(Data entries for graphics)
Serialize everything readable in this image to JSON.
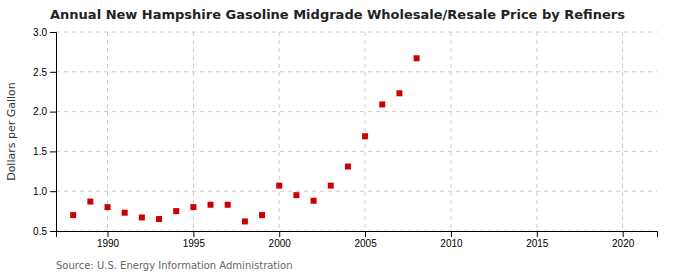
{
  "chart_data": {
    "type": "scatter",
    "title": "Annual New Hampshire Gasoline Midgrade Wholesale/Resale Price by Refiners",
    "ylabel": "Dollars per Gallon",
    "annotations": [
      "Source: U.S. Energy Information Administration"
    ],
    "x": [
      1988,
      1989,
      1990,
      1991,
      1992,
      1993,
      1994,
      1995,
      1996,
      1997,
      1998,
      1999,
      2000,
      2001,
      2002,
      2003,
      2004,
      2005,
      2006,
      2007,
      2008
    ],
    "values": [
      0.7,
      0.87,
      0.8,
      0.73,
      0.67,
      0.65,
      0.75,
      0.8,
      0.83,
      0.83,
      0.62,
      0.7,
      1.07,
      0.95,
      0.88,
      1.07,
      1.31,
      1.69,
      2.09,
      2.23,
      2.67
    ],
    "color": "#cc0000",
    "marker": "square",
    "xlim": [
      1987,
      2022
    ],
    "ylim": [
      0.5,
      3.0
    ],
    "xticks": [
      1990,
      1995,
      2000,
      2005,
      2010,
      2015,
      2020
    ],
    "yticks": [
      0.5,
      {
        "value": 1.0,
        "label": "1.0"
      },
      1.5,
      {
        "value": 2.0,
        "label": "2.0"
      },
      2.5,
      {
        "value": 3.0,
        "label": "3.0"
      }
    ],
    "grid": true
  }
}
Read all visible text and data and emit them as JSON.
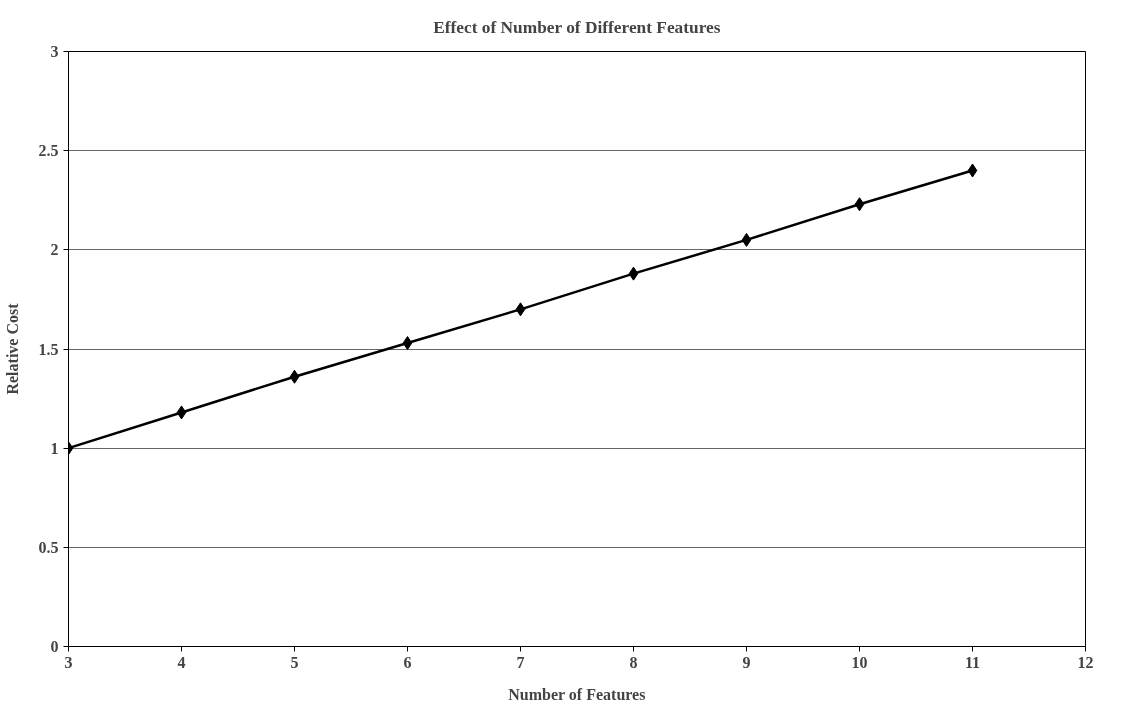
{
  "chart_data": {
    "type": "line",
    "title": "Effect of Number of Different Features",
    "xlabel": "Number of Features",
    "ylabel": "Relative Cost",
    "x": [
      3,
      4,
      5,
      6,
      7,
      8,
      9,
      10,
      11
    ],
    "series": [
      {
        "color": "#000000",
        "values": [
          1.0,
          1.18,
          1.36,
          1.53,
          1.7,
          1.88,
          2.05,
          2.23,
          2.4
        ]
      }
    ],
    "xlim": [
      3,
      12
    ],
    "xticks": [
      3,
      4,
      5,
      6,
      7,
      8,
      9,
      10,
      11,
      12
    ],
    "ylim": [
      0,
      3
    ],
    "yticks": [
      0,
      0.5,
      1,
      1.5,
      2,
      2.5,
      3
    ],
    "grid": "y",
    "marker": "diamond",
    "line_style": "solid"
  }
}
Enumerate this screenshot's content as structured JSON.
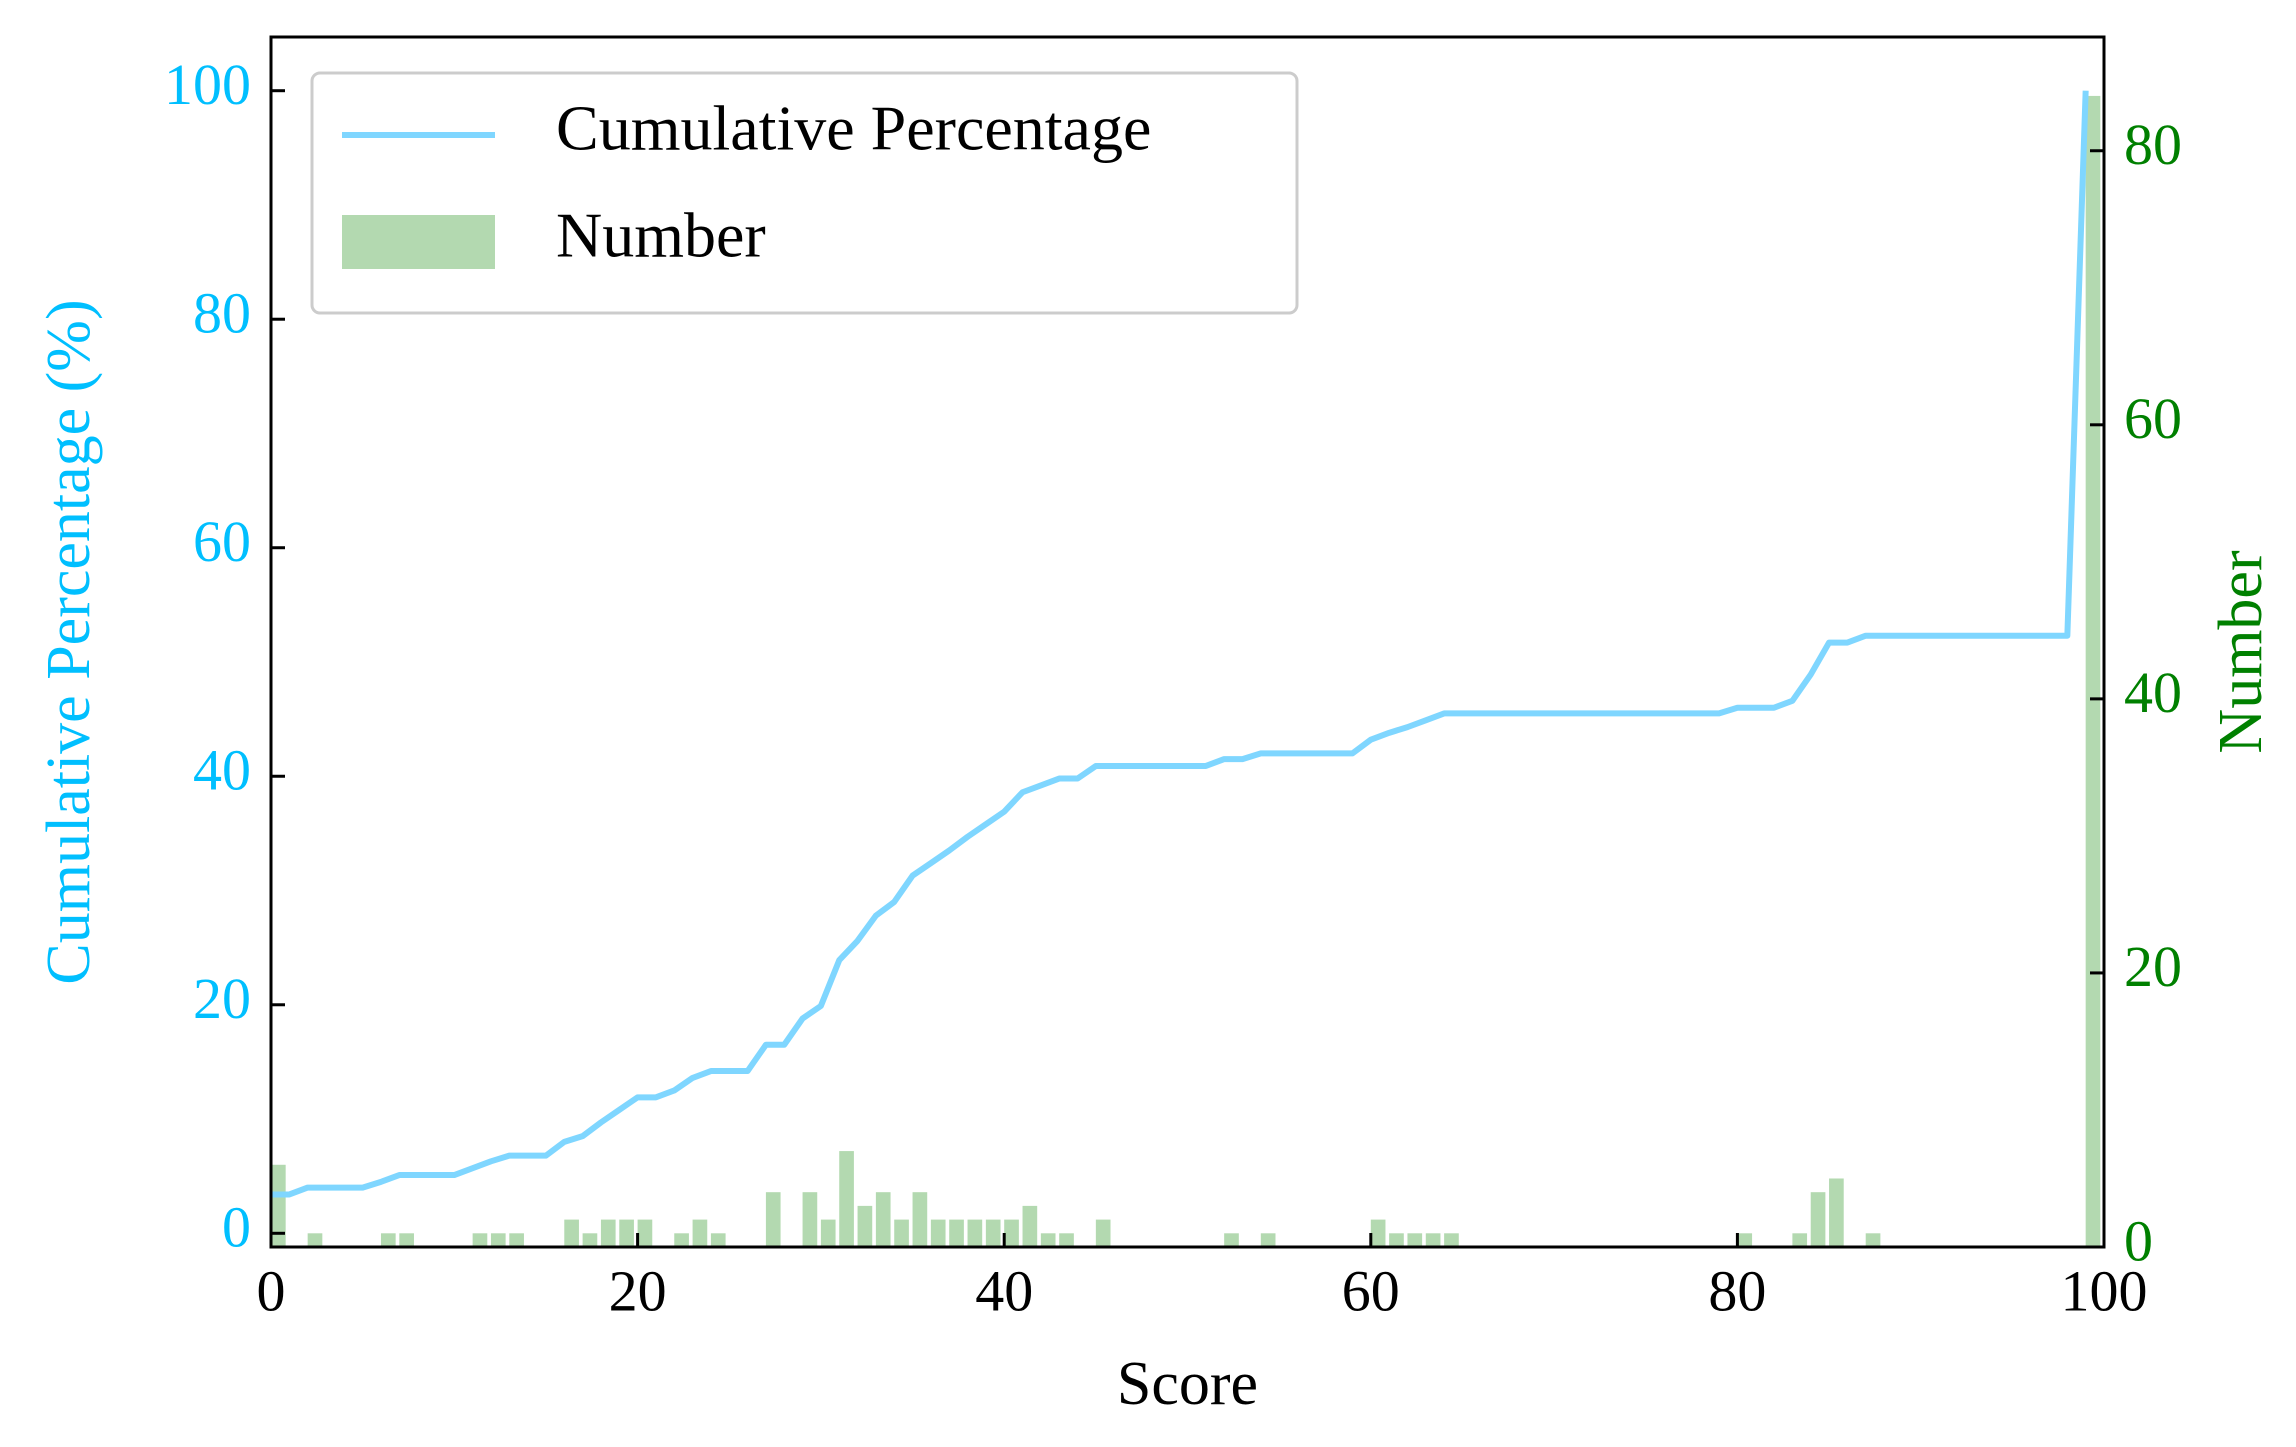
{
  "chart_data": {
    "type": "combo",
    "xlabel": "Score",
    "ylabel": "Cumulative Percentage (%)",
    "y2label": "Number",
    "x": [
      0,
      1,
      2,
      3,
      4,
      5,
      6,
      7,
      8,
      9,
      10,
      11,
      12,
      13,
      14,
      15,
      16,
      17,
      18,
      19,
      20,
      21,
      22,
      23,
      24,
      25,
      26,
      27,
      28,
      29,
      30,
      31,
      32,
      33,
      34,
      35,
      36,
      37,
      38,
      39,
      40,
      41,
      42,
      43,
      44,
      45,
      46,
      47,
      48,
      49,
      50,
      51,
      52,
      53,
      54,
      55,
      56,
      57,
      58,
      59,
      60,
      61,
      62,
      63,
      64,
      65,
      66,
      67,
      68,
      69,
      70,
      71,
      72,
      73,
      74,
      75,
      76,
      77,
      78,
      79,
      80,
      81,
      82,
      83,
      84,
      85,
      86,
      87,
      88,
      89,
      90,
      91,
      92,
      93,
      94,
      95,
      96,
      97,
      98,
      99
    ],
    "series": [
      {
        "name": "Cumulative Percentage",
        "type": "line",
        "color": "#7fd6ff",
        "axis": "y",
        "values": [
          3.4,
          3.4,
          4.0,
          4.0,
          4.0,
          4.0,
          4.5,
          5.1,
          5.1,
          5.1,
          5.1,
          5.7,
          6.3,
          6.8,
          6.8,
          6.8,
          8.0,
          8.5,
          9.7,
          10.8,
          11.9,
          11.9,
          12.5,
          13.6,
          14.2,
          14.2,
          14.2,
          16.5,
          16.5,
          18.8,
          19.9,
          23.9,
          25.6,
          27.8,
          29.0,
          31.3,
          32.4,
          33.5,
          34.7,
          35.8,
          36.9,
          38.6,
          39.2,
          39.8,
          39.8,
          40.9,
          40.9,
          40.9,
          40.9,
          40.9,
          40.9,
          40.9,
          41.5,
          41.5,
          42.0,
          42.0,
          42.0,
          42.0,
          42.0,
          42.0,
          43.2,
          43.8,
          44.3,
          44.9,
          45.5,
          45.5,
          45.5,
          45.5,
          45.5,
          45.5,
          45.5,
          45.5,
          45.5,
          45.5,
          45.5,
          45.5,
          45.5,
          45.5,
          45.5,
          45.5,
          46.0,
          46.0,
          46.0,
          46.6,
          48.9,
          51.7,
          51.7,
          52.3,
          52.3,
          52.3,
          52.3,
          52.3,
          52.3,
          52.3,
          52.3,
          52.3,
          52.3,
          52.3,
          52.3,
          100.0
        ]
      },
      {
        "name": "Number",
        "type": "bar",
        "color": "#b3d9b0",
        "axis": "y2",
        "values": [
          6,
          0,
          1,
          0,
          0,
          0,
          1,
          1,
          0,
          0,
          0,
          1,
          1,
          1,
          0,
          0,
          2,
          1,
          2,
          2,
          2,
          0,
          1,
          2,
          1,
          0,
          0,
          4,
          0,
          4,
          2,
          7,
          3,
          4,
          2,
          4,
          2,
          2,
          2,
          2,
          2,
          3,
          1,
          1,
          0,
          2,
          0,
          0,
          0,
          0,
          0,
          0,
          1,
          0,
          1,
          0,
          0,
          0,
          0,
          0,
          2,
          1,
          1,
          1,
          1,
          0,
          0,
          0,
          0,
          0,
          0,
          0,
          0,
          0,
          0,
          0,
          0,
          0,
          0,
          0,
          1,
          0,
          0,
          1,
          4,
          5,
          0,
          1,
          0,
          0,
          0,
          0,
          0,
          0,
          0,
          0,
          0,
          0,
          0,
          84
        ]
      }
    ],
    "xlim": [
      0,
      100
    ],
    "xticks": [
      0,
      20,
      40,
      60,
      80,
      100
    ],
    "ylim": [
      -1.2,
      104.7
    ],
    "yticks": [
      0,
      20,
      40,
      60,
      80,
      100
    ],
    "y2lim": [
      0,
      88.3
    ],
    "y2ticks": [
      0,
      20,
      40,
      60,
      80
    ],
    "ylabel_color": "#00bfff",
    "y2label_color": "#008000",
    "legend": "upper left"
  }
}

**Exercise**. Search the material above for "Number". Pull out each line where it shows up.

**Result of this exercise**.
    "title": "Effect of Number of Different Features",
    "xlabel": "Number of Features",
    "y2label": "Number",
        "name": "Number",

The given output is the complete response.